■ **PROMPT**:
Count lines, not occurrences: give the number of lines holding the word "frac", and nothing besides.

■ **EXERCISE MATERIAL**:
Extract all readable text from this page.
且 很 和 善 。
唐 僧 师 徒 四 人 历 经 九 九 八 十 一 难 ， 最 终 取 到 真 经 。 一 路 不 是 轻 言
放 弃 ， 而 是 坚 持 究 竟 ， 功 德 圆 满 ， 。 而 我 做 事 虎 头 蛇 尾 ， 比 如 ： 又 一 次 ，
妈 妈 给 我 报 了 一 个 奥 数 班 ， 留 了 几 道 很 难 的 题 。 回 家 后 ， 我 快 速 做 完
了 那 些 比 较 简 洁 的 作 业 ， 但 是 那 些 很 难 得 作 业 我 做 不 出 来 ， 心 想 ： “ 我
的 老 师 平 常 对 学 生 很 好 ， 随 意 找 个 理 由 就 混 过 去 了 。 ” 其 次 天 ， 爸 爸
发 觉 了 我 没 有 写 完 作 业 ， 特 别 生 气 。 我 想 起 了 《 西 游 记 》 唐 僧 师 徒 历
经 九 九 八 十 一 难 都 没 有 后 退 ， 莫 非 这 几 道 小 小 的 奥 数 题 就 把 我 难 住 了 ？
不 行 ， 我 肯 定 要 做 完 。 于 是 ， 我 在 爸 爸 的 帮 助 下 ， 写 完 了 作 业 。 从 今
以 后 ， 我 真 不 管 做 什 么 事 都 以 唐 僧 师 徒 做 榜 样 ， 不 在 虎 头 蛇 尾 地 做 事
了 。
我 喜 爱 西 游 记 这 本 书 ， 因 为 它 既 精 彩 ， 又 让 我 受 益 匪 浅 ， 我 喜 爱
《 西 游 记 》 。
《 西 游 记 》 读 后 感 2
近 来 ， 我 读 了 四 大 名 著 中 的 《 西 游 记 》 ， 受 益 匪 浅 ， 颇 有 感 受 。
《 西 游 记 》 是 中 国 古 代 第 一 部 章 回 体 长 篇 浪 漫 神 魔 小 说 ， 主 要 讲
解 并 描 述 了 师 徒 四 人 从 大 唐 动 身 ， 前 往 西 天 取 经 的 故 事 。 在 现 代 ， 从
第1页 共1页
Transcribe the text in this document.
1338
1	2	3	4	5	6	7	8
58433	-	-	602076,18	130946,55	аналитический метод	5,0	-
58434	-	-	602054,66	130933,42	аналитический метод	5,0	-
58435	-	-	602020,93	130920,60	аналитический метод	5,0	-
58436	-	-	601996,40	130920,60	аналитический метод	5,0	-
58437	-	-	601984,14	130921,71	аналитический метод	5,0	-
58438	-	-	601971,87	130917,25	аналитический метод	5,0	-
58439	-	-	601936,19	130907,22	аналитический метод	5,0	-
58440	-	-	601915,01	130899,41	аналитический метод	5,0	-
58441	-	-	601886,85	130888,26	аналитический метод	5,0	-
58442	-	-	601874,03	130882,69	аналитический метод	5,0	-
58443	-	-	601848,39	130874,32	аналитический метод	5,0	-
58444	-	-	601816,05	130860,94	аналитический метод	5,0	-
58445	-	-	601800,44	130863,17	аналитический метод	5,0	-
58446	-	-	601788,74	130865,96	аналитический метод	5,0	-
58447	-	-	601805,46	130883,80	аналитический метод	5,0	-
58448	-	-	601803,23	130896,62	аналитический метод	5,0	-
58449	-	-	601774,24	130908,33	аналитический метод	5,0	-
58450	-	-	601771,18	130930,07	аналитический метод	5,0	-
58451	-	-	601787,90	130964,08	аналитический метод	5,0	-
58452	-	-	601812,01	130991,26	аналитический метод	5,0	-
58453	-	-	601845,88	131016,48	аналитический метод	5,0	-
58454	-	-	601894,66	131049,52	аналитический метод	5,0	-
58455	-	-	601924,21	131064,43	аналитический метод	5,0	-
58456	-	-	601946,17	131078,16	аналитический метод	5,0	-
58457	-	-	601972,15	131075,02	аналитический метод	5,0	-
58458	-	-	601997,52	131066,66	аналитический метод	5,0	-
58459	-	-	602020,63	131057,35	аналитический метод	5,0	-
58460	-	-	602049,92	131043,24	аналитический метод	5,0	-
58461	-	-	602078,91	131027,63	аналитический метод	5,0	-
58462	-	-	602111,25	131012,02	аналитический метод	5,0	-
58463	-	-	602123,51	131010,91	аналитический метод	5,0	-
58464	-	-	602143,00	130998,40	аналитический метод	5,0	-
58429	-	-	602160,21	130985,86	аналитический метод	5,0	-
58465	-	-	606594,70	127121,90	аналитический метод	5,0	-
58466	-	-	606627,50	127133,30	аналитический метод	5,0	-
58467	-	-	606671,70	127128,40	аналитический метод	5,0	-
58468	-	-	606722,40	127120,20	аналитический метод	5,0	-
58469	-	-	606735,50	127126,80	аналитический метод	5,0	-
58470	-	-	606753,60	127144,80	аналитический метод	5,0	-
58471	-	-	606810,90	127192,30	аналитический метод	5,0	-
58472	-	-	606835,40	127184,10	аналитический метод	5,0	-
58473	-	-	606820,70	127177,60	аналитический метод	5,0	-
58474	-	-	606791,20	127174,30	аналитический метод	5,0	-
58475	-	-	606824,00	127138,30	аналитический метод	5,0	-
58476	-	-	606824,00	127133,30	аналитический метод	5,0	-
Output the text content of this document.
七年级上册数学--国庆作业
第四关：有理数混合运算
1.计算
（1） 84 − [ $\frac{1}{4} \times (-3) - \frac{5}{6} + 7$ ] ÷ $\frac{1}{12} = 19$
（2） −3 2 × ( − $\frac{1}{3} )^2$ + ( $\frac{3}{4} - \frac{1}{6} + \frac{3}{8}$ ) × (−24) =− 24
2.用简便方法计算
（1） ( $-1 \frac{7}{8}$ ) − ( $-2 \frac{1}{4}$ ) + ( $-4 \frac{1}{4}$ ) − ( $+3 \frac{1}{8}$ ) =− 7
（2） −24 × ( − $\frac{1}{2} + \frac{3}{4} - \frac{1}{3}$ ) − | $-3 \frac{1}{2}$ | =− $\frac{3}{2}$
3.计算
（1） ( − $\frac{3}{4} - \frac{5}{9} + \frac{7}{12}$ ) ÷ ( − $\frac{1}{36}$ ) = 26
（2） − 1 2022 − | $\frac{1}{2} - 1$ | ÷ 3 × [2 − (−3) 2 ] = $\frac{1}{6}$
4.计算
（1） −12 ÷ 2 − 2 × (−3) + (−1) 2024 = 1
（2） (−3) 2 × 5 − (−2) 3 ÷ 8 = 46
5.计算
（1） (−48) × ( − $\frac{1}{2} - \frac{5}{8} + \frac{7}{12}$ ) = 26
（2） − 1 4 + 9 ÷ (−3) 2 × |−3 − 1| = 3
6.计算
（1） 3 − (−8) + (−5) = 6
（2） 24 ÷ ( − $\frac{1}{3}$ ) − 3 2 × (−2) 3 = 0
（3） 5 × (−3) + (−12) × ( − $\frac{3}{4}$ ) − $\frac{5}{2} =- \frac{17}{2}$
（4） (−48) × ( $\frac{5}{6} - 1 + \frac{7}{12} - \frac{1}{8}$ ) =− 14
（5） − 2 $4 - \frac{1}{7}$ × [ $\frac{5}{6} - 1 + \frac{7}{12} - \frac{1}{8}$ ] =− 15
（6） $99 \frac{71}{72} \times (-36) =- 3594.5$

■ **RESULT BELOW**:
12